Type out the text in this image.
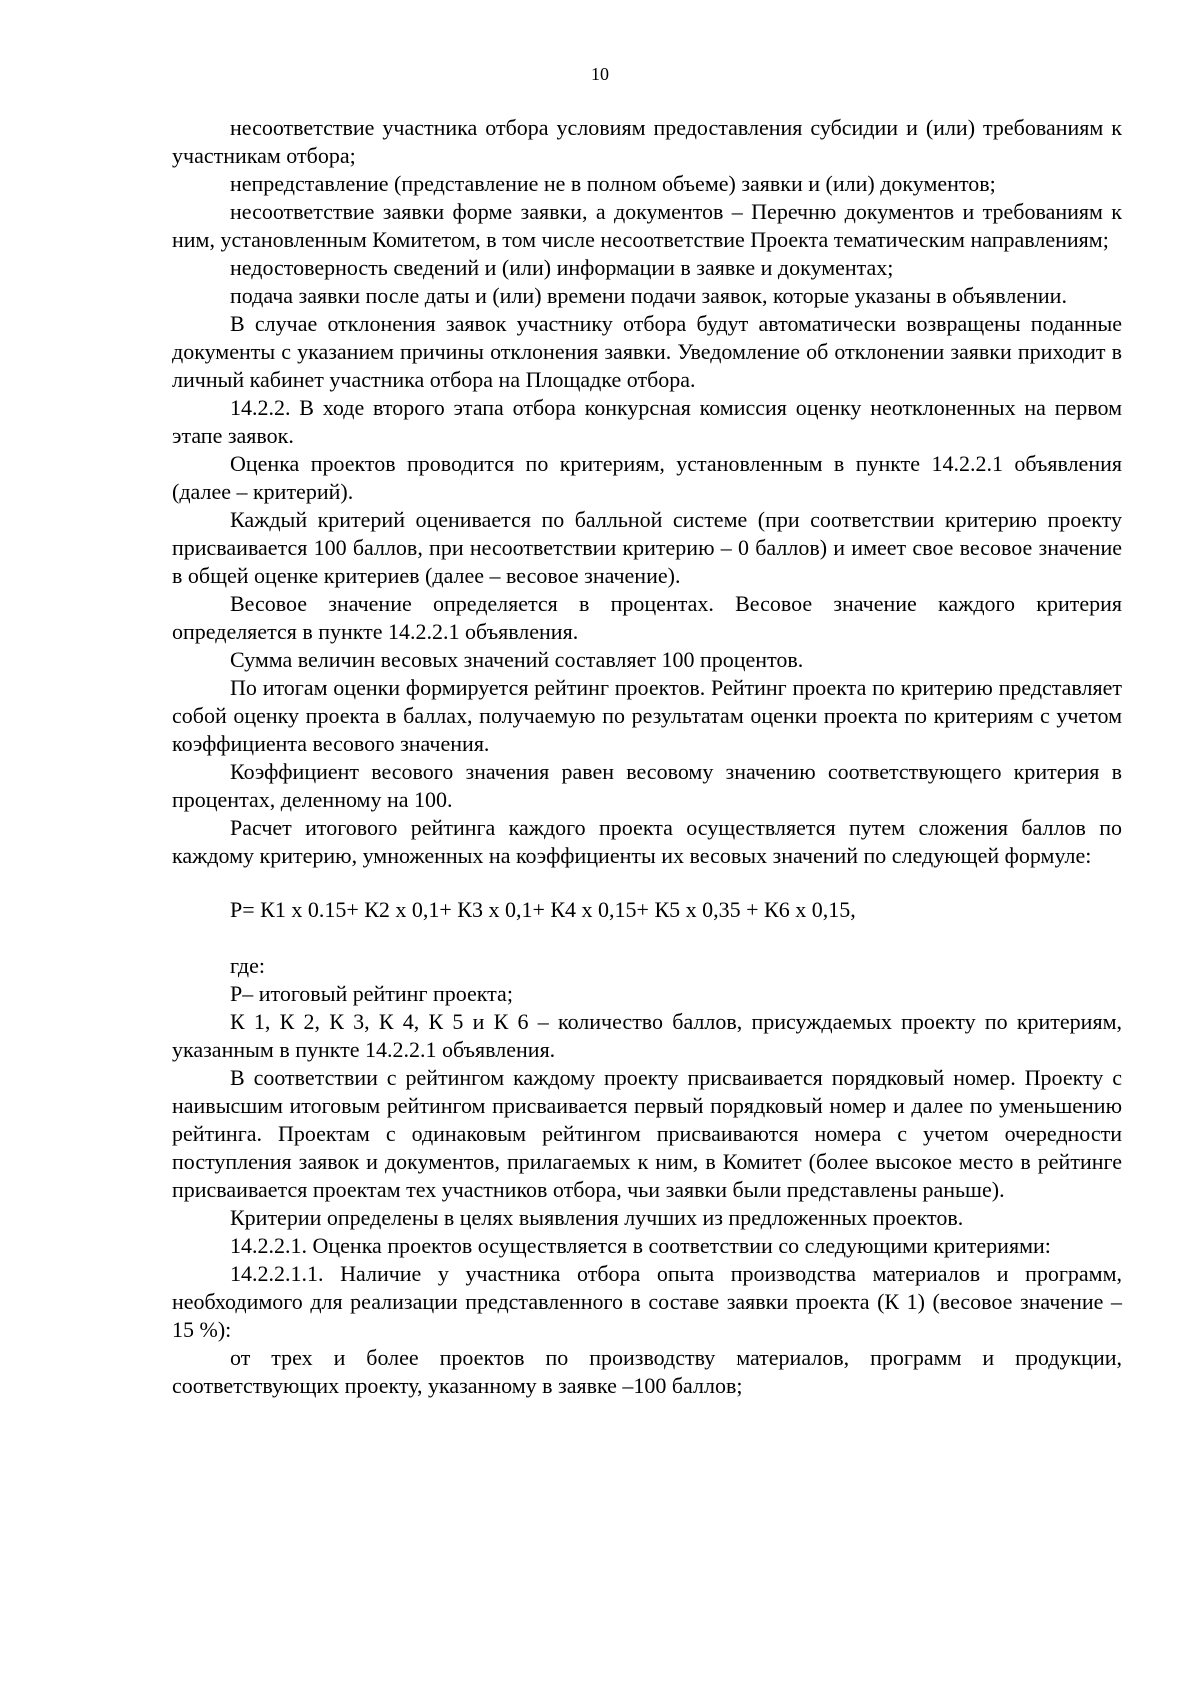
10

несоответствие участника отбора условиям предоставления субсидии и (или) требованиям к участникам отбора;

непредставление (представление не в полном объеме) заявки и (или) документов;

несоответствие заявки форме заявки, а документов – Перечню документов и требованиям к ним, установленным Комитетом, в том числе несоответствие Проекта тематическим направлениям;

недостоверность сведений и (или) информации в заявке и документах;

подача заявки после даты и (или) времени подачи заявок, которые указаны в объявлении.

В случае отклонения заявок участнику отбора будут автоматически возвращены поданные документы с указанием причины отклонения заявки. Уведомление об отклонении заявки приходит в личный кабинет участника отбора на Площадке отбора.

14.2.2. В ходе второго этапа отбора конкурсная комиссия оценку неотклоненных на первом этапе заявок.

Оценка проектов проводится по критериям, установленным в пункте 14.2.2.1 объявления (далее – критерий).

Каждый критерий оценивается по балльной системе (при соответствии критерию проекту присваивается 100 баллов, при несоответствии критерию – 0 баллов) и имеет свое весовое значение в общей оценке критериев (далее – весовое значение).

Весовое значение определяется в процентах. Весовое значение каждого критерия определяется в пункте 14.2.2.1 объявления.

Сумма величин весовых значений составляет 100 процентов.

По итогам оценки формируется рейтинг проектов. Рейтинг проекта по критерию представляет собой оценку проекта в баллах, получаемую по результатам оценки проекта по критериям с учетом коэффициента весового значения.

Коэффициент весового значения равен весовому значению соответствующего критерия в процентах, деленному на 100.

Расчет итогового рейтинга каждого проекта осуществляется путем сложения баллов по каждому критерию, умноженных на коэффициенты их весовых значений по следующей формуле:

P= К1 х 0.15+ К2 х 0,1+ К3 х 0,1+ К4 х 0,15+ К5 х 0,35 + К6 х 0,15,

где:

P– итоговый рейтинг проекта;

К 1, К 2, К 3, К 4, К 5 и К 6 – количество баллов, присуждаемых проекту по критериям, указанным в пункте 14.2.2.1 объявления.

В соответствии с рейтингом каждому проекту присваивается порядковый номер. Проекту с наивысшим итоговым рейтингом присваивается первый порядковый номер и далее по уменьшению рейтинга. Проектам с одинаковым рейтингом присваиваются номера с учетом очередности поступления заявок и документов, прилагаемых к ним, в Комитет (более высокое место в рейтинге присваивается проектам тех участников отбора, чьи заявки были представлены раньше).

Критерии определены в целях выявления лучших из предложенных проектов.

14.2.2.1. Оценка проектов осуществляется в соответствии со следующими критериями:

14.2.2.1.1. Наличие у участника отбора опыта производства материалов и программ, необходимого для реализации представленного в составе заявки проекта (К 1) (весовое значение – 15 %):

от трех и более проектов по производству материалов, программ и продукции, соответствующих проекту, указанному в заявке –100 баллов;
####
#### Task goal:
Extract lines where the string "каждого" occurs.

#### Output of the exercise:
Весовое значение определяется в процентах. Весовое значение каждого критерия определяется в пункте 14.2.2.1 объявления.
Расчет итогового рейтинга каждого проекта осуществляется путем сложения баллов по каждому критерию, умноженных на коэффициенты их весовых значений по следующей формуле:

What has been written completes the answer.